*Entries taken from a collection*:
Start

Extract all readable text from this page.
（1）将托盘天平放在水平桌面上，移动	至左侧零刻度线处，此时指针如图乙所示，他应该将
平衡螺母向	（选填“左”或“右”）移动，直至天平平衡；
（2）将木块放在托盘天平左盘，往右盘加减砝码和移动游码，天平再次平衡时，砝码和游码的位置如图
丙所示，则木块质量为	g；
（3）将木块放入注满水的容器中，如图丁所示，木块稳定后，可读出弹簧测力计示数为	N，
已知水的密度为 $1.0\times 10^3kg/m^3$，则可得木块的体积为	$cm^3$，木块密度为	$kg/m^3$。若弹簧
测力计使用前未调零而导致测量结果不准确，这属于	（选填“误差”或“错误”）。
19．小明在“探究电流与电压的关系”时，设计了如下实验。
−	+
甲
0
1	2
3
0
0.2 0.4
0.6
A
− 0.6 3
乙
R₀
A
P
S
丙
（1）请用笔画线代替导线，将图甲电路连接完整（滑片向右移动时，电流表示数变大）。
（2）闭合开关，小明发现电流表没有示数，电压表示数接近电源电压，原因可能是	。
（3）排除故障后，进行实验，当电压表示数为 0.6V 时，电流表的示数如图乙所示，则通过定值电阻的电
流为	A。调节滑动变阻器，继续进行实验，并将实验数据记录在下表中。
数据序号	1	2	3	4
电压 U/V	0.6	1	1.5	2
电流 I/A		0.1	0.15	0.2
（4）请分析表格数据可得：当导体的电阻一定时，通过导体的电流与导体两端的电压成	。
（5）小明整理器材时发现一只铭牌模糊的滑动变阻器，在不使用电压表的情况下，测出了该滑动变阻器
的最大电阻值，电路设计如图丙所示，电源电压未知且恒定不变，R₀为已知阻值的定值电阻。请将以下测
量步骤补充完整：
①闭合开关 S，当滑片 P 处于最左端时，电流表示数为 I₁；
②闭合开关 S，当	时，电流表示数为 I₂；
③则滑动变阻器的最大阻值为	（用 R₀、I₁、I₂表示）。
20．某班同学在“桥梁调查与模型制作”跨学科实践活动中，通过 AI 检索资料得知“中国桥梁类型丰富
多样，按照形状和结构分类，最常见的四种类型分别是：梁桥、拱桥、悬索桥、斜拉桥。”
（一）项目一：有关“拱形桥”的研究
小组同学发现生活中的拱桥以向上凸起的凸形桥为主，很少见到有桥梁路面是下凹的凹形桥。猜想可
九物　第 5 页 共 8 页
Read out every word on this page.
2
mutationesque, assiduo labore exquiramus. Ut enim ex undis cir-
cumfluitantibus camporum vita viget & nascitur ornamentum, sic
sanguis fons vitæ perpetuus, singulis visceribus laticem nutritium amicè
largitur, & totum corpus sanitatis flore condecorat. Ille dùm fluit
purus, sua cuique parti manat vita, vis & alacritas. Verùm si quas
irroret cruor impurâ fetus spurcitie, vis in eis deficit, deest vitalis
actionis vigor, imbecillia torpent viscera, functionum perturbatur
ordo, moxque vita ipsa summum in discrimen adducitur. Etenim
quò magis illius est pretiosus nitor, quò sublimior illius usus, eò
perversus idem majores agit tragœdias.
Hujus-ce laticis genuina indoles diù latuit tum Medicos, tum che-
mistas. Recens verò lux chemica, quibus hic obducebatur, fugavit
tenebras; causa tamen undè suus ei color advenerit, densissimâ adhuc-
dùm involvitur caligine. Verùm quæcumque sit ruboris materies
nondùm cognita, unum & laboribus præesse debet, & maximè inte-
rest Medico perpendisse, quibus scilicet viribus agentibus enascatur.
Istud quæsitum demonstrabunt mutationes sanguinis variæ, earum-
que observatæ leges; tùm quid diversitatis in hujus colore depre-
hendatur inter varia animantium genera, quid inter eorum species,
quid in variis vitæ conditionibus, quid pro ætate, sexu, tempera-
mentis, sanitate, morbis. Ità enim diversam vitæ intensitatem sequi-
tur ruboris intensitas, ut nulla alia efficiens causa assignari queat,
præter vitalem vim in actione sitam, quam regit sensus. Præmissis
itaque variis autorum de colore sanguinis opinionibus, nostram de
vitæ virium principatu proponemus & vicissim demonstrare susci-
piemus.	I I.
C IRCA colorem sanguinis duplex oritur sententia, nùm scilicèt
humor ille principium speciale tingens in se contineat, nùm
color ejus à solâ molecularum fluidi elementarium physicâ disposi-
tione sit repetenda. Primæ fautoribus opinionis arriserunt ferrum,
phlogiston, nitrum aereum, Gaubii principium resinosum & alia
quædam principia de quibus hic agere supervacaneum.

End

*What is expected*:
Write out the records shown above, exactly as they appear.

*Exercise result*:
Extract all readable text from this page.
（1）将托盘天平放在水平桌面上，移动	至左侧零刻度线处，此时指针如图乙所示，他应该将
平衡螺母向	（选填“左”或“右”）移动，直至天平平衡；
（2）将木块放在托盘天平左盘，往右盘加减砝码和移动游码，天平再次平衡时，砝码和游码的位置如图
丙所示，则木块质量为	g；
（3）将木块放入注满水的容器中，如图丁所示，木块稳定后，可读出弹簧测力计示数为	N，
已知水的密度为 $1.0\times 10^3kg/m^3$，则可得木块的体积为	$cm^3$，木块密度为	$kg/m^3$。若弹簧
测力计使用前未调零而导致测量结果不准确，这属于	（选填“误差”或“错误”）。
19．小明在“探究电流与电压的关系”时，设计了如下实验。
−	+
甲
0
1	2
3
0
0.2 0.4
0.6
A
− 0.6 3
乙
R₀
A
P
S
丙
（1）请用笔画线代替导线，将图甲电路连接完整（滑片向右移动时，电流表示数变大）。
（2）闭合开关，小明发现电流表没有示数，电压表示数接近电源电压，原因可能是	。
（3）排除故障后，进行实验，当电压表示数为 0.6V 时，电流表的示数如图乙所示，则通过定值电阻的电
流为	A。调节滑动变阻器，继续进行实验，并将实验数据记录在下表中。
数据序号	1	2	3	4
电压 U/V	0.6	1	1.5	2
电流 I/A		0.1	0.15	0.2
（4）请分析表格数据可得：当导体的电阻一定时，通过导体的电流与导体两端的电压成	。
（5）小明整理器材时发现一只铭牌模糊的滑动变阻器，在不使用电压表的情况下，测出了该滑动变阻器
的最大电阻值，电路设计如图丙所示，电源电压未知且恒定不变，R₀为已知阻值的定值电阻。请将以下测
量步骤补充完整：
①闭合开关 S，当滑片 P 处于最左端时，电流表示数为 I₁；
②闭合开关 S，当	时，电流表示数为 I₂；
③则滑动变阻器的最大阻值为	（用 R₀、I₁、I₂表示）。
20．某班同学在“桥梁调查与模型制作”跨学科实践活动中，通过 AI 检索资料得知“中国桥梁类型丰富
多样，按照形状和结构分类，最常见的四种类型分别是：梁桥、拱桥、悬索桥、斜拉桥。”
（一）项目一：有关“拱形桥”的研究
小组同学发现生活中的拱桥以向上凸起的凸形桥为主，很少见到有桥梁路面是下凹的凹形桥。猜想可
九物　第 5 页 共 8 页
Read out every word on this page.
2
mutationesque, assiduo labore exquiramus. Ut enim ex undis cir-
cumfluitantibus camporum vita viget & nascitur ornamentum, sic
sanguis fons vitæ perpetuus, singulis visceribus laticem nutritium amicè
largitur, & totum corpus sanitatis flore condecorat. Ille dùm fluit
purus, sua cuique parti manat vita, vis & alacritas. Verùm si quas
irroret cruor impurâ fetus spurcitie, vis in eis deficit, deest vitalis
actionis vigor, imbecillia torpent viscera, functionum perturbatur
ordo, moxque vita ipsa summum in discrimen adducitur. Etenim
quò magis illius est pretiosus nitor, quò sublimior illius usus, eò
perversus idem majores agit tragœdias.
Hujus-ce laticis genuina indoles diù latuit tum Medicos, tum che-
mistas. Recens verò lux chemica, quibus hic obducebatur, fugavit
tenebras; causa tamen undè suus ei color advenerit, densissimâ adhuc-
dùm involvitur caligine. Verùm quæcumque sit ruboris materies
nondùm cognita, unum & laboribus præesse debet, & maximè inte-
rest Medico perpendisse, quibus scilicet viribus agentibus enascatur.
Istud quæsitum demonstrabunt mutationes sanguinis variæ, earum-
que observatæ leges; tùm quid diversitatis in hujus colore depre-
hendatur inter varia animantium genera, quid inter eorum species,
quid in variis vitæ conditionibus, quid pro ætate, sexu, tempera-
mentis, sanitate, morbis. Ità enim diversam vitæ intensitatem sequi-
tur ruboris intensitas, ut nulla alia efficiens causa assignari queat,
præter vitalem vim in actione sitam, quam regit sensus. Præmissis
itaque variis autorum de colore sanguinis opinionibus, nostram de
vitæ virium principatu proponemus & vicissim demonstrare susci-
piemus.	I I.
C IRCA colorem sanguinis duplex oritur sententia, nùm scilicèt
humor ille principium speciale tingens in se contineat, nùm
color ejus à solâ molecularum fluidi elementarium physicâ disposi-
tione sit repetenda. Primæ fautoribus opinionis arriserunt ferrum,
phlogiston, nitrum aereum, Gaubii principium resinosum & alia
quædam principia de quibus hic agere supervacaneum.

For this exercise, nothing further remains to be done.